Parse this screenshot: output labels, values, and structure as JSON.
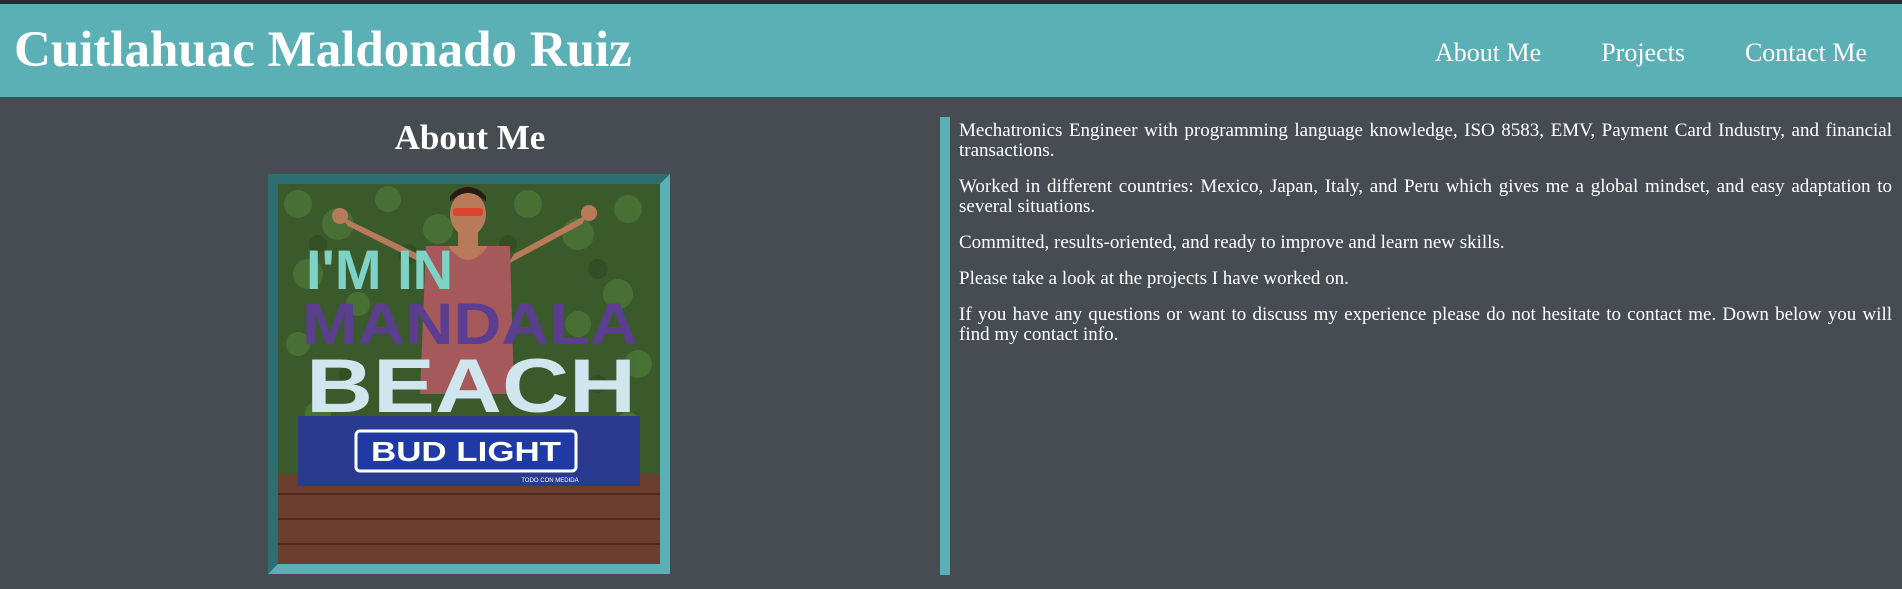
{
  "header": {
    "site_title": "Cuitlahuac Maldonado Ruiz",
    "nav": [
      {
        "label": "About Me"
      },
      {
        "label": "Projects"
      },
      {
        "label": "Contact Me"
      }
    ]
  },
  "about": {
    "title": "About Me",
    "photo": {
      "sign_line1": "I'M IN",
      "sign_line2": "MANDALA",
      "sign_line3": "BEACH",
      "sign_badge": "BUD LIGHT",
      "sign_tagline": "TODO CON MEDIDA"
    },
    "paragraphs": [
      "Mechatronics Engineer with programming language knowledge, ISO 8583, EMV, Payment Card Industry, and financial transactions.",
      "Worked in different countries: Mexico, Japan, Italy, and Peru which gives me a global mindset, and easy adaptation to several situations.",
      "Committed, results-oriented, and ready to improve and learn new skills.",
      "Please take a look at the projects I have worked on.",
      "If you have any questions or want to discuss my experience please do not hesitate to contact me. Down below you will find my contact info."
    ]
  },
  "colors": {
    "accent": "#5bb0b6",
    "background": "#474b52",
    "text": "#ffffff"
  }
}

---

> **What the task asks**: Print each of the records above exactly as written, leaving no picture in the copy.

> **Answer**:
Parse this screenshot: output labels, values, and structure as JSON.
{
  "header": {
    "site_title": "Cuitlahuac Maldonado Ruiz",
    "nav": [
      {
        "label": "About Me"
      },
      {
        "label": "Projects"
      },
      {
        "label": "Contact Me"
      }
    ]
  },
  "about": {
    "title": "About Me",
    "photo": {
      "sign_line1": "I'M IN",
      "sign_line2": "MANDALA",
      "sign_line3": "BEACH",
      "sign_badge": "BUD LIGHT",
      "sign_tagline": "TODO CON MEDIDA"
    },
    "paragraphs": [
      "Mechatronics Engineer with programming language knowledge, ISO 8583, EMV, Payment Card Industry, and financial transactions.",
      "Worked in different countries: Mexico, Japan, Italy, and Peru which gives me a global mindset, and easy adaptation to several situations.",
      "Committed, results-oriented, and ready to improve and learn new skills.",
      "Please take a look at the projects I have worked on.",
      "If you have any questions or want to discuss my experience please do not hesitate to contact me. Down below you will find my contact info."
    ]
  },
  "colors": {
    "accent": "#5bb0b6",
    "background": "#474b52",
    "text": "#ffffff"
  }
}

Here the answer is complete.